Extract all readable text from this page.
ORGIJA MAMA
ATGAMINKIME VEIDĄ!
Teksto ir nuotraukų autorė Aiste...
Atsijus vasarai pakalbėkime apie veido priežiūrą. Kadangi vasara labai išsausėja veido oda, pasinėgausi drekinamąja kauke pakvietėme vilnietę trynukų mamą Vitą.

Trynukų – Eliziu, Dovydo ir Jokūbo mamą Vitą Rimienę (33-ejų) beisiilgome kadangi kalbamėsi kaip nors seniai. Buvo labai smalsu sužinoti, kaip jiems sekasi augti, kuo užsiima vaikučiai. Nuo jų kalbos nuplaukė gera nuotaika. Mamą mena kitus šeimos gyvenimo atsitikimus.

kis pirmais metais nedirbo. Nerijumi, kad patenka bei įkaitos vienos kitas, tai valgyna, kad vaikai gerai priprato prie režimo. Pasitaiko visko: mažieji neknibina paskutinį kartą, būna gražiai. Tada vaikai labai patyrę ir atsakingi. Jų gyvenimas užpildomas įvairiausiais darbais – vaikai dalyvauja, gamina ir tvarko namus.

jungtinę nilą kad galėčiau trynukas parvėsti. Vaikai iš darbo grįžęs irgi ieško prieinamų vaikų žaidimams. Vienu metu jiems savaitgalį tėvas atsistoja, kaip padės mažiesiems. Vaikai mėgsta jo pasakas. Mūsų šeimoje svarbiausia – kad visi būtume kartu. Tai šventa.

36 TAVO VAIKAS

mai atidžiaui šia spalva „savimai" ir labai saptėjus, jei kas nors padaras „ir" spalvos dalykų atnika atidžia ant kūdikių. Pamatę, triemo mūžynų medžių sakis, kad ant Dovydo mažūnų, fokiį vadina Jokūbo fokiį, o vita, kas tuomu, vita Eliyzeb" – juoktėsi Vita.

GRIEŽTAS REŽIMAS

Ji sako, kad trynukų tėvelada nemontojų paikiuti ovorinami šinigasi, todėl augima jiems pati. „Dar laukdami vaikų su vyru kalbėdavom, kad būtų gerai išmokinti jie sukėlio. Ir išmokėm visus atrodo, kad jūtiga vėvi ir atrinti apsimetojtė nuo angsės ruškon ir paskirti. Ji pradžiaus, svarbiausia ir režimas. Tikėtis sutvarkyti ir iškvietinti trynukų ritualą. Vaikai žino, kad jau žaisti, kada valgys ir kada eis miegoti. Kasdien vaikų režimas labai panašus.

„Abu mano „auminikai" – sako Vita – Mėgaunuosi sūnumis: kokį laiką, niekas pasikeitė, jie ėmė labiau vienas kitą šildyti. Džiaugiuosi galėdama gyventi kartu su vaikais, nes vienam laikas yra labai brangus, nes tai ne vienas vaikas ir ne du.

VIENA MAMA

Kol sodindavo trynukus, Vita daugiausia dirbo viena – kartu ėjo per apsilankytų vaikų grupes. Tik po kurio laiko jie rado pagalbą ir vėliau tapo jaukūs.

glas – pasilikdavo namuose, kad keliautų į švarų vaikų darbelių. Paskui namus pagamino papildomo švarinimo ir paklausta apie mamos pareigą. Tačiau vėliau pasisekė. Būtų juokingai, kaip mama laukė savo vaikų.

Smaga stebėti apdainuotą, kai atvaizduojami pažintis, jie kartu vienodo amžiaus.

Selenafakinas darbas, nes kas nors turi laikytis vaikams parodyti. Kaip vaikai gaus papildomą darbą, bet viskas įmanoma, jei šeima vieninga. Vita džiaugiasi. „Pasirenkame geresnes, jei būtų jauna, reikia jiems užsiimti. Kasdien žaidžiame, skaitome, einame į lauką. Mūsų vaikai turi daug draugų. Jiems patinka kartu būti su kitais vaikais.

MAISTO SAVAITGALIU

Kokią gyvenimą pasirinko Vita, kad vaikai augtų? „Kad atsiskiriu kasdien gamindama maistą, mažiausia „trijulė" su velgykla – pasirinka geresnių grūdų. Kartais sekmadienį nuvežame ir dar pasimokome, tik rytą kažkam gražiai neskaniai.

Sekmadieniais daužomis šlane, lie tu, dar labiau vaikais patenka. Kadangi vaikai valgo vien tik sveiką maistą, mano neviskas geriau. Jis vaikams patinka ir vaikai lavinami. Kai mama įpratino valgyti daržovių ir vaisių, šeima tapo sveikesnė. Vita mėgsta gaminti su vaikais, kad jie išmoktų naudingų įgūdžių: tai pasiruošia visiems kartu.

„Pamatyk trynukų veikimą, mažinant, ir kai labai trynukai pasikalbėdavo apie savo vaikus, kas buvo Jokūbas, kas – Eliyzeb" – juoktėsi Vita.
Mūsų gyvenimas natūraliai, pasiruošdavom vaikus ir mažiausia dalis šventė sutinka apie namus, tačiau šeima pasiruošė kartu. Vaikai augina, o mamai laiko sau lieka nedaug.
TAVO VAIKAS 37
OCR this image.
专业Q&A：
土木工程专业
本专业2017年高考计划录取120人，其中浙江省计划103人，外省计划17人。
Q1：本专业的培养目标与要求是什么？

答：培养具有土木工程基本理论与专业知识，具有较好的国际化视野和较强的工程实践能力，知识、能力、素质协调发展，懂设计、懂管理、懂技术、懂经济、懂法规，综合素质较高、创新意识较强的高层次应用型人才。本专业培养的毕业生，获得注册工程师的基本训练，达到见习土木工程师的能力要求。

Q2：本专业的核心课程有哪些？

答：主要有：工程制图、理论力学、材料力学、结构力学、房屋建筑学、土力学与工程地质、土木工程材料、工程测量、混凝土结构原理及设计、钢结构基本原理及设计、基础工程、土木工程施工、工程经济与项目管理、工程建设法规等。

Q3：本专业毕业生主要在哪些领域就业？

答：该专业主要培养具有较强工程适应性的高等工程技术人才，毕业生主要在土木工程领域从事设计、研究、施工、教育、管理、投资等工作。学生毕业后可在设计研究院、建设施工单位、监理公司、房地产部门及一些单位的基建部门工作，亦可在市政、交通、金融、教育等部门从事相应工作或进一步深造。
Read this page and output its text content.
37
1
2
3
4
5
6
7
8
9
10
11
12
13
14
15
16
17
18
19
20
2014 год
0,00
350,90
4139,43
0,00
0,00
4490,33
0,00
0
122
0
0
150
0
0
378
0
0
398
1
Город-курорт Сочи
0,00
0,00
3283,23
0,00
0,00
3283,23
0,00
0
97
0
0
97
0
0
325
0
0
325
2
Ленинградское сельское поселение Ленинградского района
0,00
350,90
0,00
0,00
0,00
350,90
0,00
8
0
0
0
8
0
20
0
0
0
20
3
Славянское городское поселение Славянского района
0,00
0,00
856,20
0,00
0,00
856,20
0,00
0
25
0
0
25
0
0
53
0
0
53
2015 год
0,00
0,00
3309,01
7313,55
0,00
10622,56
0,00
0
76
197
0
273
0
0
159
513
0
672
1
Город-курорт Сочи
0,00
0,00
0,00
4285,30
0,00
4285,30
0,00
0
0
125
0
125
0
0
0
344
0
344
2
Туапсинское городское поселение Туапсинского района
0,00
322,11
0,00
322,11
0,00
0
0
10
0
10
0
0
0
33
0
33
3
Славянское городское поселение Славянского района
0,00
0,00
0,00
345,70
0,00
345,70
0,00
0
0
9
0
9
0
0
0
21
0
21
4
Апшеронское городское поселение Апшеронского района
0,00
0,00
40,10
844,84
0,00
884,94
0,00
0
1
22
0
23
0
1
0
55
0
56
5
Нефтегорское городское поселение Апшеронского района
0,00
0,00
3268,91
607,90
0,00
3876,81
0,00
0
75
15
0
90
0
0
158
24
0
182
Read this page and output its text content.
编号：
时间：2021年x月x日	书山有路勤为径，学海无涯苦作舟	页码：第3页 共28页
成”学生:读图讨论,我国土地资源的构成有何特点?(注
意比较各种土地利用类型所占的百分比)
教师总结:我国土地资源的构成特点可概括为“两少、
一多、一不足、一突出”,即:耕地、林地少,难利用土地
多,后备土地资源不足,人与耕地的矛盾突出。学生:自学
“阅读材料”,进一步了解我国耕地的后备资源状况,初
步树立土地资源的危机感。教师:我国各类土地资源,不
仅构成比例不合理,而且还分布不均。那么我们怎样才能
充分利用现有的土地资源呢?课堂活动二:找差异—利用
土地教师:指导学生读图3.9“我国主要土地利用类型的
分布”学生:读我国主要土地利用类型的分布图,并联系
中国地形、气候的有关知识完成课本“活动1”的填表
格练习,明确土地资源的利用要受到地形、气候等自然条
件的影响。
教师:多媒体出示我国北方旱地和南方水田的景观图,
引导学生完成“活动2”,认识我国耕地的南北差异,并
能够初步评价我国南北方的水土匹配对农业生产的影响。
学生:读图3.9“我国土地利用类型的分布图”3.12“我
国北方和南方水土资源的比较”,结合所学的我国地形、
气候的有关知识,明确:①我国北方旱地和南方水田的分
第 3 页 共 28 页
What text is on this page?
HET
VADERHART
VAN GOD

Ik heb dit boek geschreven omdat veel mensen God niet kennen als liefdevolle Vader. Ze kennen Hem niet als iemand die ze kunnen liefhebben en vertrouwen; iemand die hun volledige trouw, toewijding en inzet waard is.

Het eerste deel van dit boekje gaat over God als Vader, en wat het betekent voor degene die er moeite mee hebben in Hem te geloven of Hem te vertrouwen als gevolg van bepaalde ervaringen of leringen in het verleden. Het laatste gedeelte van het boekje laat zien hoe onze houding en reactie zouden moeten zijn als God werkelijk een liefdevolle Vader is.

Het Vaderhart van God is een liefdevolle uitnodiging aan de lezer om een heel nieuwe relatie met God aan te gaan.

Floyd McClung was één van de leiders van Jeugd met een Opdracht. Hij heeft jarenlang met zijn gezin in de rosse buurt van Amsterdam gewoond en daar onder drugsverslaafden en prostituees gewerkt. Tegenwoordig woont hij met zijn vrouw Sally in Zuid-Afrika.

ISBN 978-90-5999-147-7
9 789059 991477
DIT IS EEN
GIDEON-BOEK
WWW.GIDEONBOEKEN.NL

····················

GIVEN TASK: Write out exactly the lines starting with the one that holds "What text is on this page?" and running through the last line above.

COMPLETE ANSWER:
What text is on this page?
HET
VADERHART
VAN GOD

Ik heb dit boek geschreven omdat veel mensen God niet kennen als liefdevolle Vader. Ze kennen Hem niet als iemand die ze kunnen liefhebben en vertrouwen; iemand die hun volledige trouw, toewijding en inzet waard is.

Het eerste deel van dit boekje gaat over God als Vader, en wat het betekent voor degene die er moeite mee hebben in Hem te geloven of Hem te vertrouwen als gevolg van bepaalde ervaringen of leringen in het verleden. Het laatste gedeelte van het boekje laat zien hoe onze houding en reactie zouden moeten zijn als God werkelijk een liefdevolle Vader is.

Het Vaderhart van God is een liefdevolle uitnodiging aan de lezer om een heel nieuwe relatie met God aan te gaan.

Floyd McClung was één van de leiders van Jeugd met een Opdracht. Hij heeft jarenlang met zijn gezin in de rosse buurt van Amsterdam gewoond en daar onder drugsverslaafden en prostituees gewerkt. Tegenwoordig woont hij met zijn vrouw Sally in Zuid-Afrika.

ISBN 978-90-5999-147-7
9 789059 991477
DIT IS EEN
GIDEON-BOEK
WWW.GIDEONBOEKEN.NL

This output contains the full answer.